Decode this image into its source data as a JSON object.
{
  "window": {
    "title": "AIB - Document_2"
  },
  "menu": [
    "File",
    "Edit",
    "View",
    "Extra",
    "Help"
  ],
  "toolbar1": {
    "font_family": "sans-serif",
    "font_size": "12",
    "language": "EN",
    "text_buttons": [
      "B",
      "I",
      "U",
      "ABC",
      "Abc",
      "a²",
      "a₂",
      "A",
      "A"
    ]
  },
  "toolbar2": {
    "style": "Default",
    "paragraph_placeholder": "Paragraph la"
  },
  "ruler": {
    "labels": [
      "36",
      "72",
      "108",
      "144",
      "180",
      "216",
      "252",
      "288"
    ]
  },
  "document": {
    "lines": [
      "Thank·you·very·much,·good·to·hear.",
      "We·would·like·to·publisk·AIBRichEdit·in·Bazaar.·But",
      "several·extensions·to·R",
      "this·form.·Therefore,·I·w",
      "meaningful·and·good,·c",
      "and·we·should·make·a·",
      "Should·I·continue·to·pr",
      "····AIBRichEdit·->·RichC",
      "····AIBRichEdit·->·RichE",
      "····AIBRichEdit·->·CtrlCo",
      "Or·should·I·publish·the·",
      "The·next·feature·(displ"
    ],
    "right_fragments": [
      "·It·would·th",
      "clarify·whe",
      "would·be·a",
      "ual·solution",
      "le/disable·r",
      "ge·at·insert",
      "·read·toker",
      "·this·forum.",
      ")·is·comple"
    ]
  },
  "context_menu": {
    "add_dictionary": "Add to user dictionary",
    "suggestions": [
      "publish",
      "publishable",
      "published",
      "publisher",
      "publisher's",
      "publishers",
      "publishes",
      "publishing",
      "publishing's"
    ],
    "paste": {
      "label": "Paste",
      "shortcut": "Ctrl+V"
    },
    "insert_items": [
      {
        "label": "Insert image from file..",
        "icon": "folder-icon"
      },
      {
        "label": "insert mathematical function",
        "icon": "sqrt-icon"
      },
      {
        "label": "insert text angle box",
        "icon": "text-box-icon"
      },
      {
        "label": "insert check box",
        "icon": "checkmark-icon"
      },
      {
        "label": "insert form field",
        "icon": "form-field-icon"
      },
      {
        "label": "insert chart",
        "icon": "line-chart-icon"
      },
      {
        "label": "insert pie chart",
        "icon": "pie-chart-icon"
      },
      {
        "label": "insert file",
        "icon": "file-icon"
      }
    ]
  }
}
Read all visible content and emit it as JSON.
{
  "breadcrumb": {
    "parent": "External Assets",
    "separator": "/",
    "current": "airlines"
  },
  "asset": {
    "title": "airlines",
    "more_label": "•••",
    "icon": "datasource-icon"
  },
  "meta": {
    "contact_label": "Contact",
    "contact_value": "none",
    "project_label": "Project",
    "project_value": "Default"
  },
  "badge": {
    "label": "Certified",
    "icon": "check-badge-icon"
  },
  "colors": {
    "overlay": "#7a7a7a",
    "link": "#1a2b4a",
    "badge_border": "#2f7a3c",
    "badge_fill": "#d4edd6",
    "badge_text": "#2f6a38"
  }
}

#####

▸ **What is required**: Print the records above in full, exactly.

▸ **Answer to this problem**:
Decode this image into its source data as a JSON object.
{
  "window": {
    "title": "AIB - Document_2"
  },
  "menu": [
    "File",
    "Edit",
    "View",
    "Extra",
    "Help"
  ],
  "toolbar1": {
    "font_family": "sans-serif",
    "font_size": "12",
    "language": "EN",
    "text_buttons": [
      "B",
      "I",
      "U",
      "ABC",
      "Abc",
      "a²",
      "a₂",
      "A",
      "A"
    ]
  },
  "toolbar2": {
    "style": "Default",
    "paragraph_placeholder": "Paragraph la"
  },
  "ruler": {
    "labels": [
      "36",
      "72",
      "108",
      "144",
      "180",
      "216",
      "252",
      "288"
    ]
  },
  "document": {
    "lines": [
      "Thank·you·very·much,·good·to·hear.",
      "We·would·like·to·publisk·AIBRichEdit·in·Bazaar.·But",
      "several·extensions·to·R",
      "this·form.·Therefore,·I·w",
      "meaningful·and·good,·c",
      "and·we·should·make·a·",
      "Should·I·continue·to·pr",
      "····AIBRichEdit·->·RichC",
      "····AIBRichEdit·->·RichE",
      "····AIBRichEdit·->·CtrlCo",
      "Or·should·I·publish·the·",
      "The·next·feature·(displ"
    ],
    "right_fragments": [
      "·It·would·th",
      "clarify·whe",
      "would·be·a",
      "ual·solution",
      "le/disable·r",
      "ge·at·insert",
      "·read·toker",
      "·this·forum.",
      ")·is·comple"
    ]
  },
  "context_menu": {
    "add_dictionary": "Add to user dictionary",
    "suggestions": [
      "publish",
      "publishable",
      "published",
      "publisher",
      "publisher's",
      "publishers",
      "publishes",
      "publishing",
      "publishing's"
    ],
    "paste": {
      "label": "Paste",
      "shortcut": "Ctrl+V"
    },
    "insert_items": [
      {
        "label": "Insert image from file..",
        "icon": "folder-icon"
      },
      {
        "label": "insert mathematical function",
        "icon": "sqrt-icon"
      },
      {
        "label": "insert text angle box",
        "icon": "text-box-icon"
      },
      {
        "label": "insert check box",
        "icon": "checkmark-icon"
      },
      {
        "label": "insert form field",
        "icon": "form-field-icon"
      },
      {
        "label": "insert chart",
        "icon": "line-chart-icon"
      },
      {
        "label": "insert pie chart",
        "icon": "pie-chart-icon"
      },
      {
        "label": "insert file",
        "icon": "file-icon"
      }
    ]
  }
}
Read all visible content and emit it as JSON.
{
  "breadcrumb": {
    "parent": "External Assets",
    "separator": "/",
    "current": "airlines"
  },
  "asset": {
    "title": "airlines",
    "more_label": "•••",
    "icon": "datasource-icon"
  },
  "meta": {
    "contact_label": "Contact",
    "contact_value": "none",
    "project_label": "Project",
    "project_value": "Default"
  },
  "badge": {
    "label": "Certified",
    "icon": "check-badge-icon"
  },
  "colors": {
    "overlay": "#7a7a7a",
    "link": "#1a2b4a",
    "badge_border": "#2f7a3c",
    "badge_fill": "#d4edd6",
    "badge_text": "#2f6a38"
  }
}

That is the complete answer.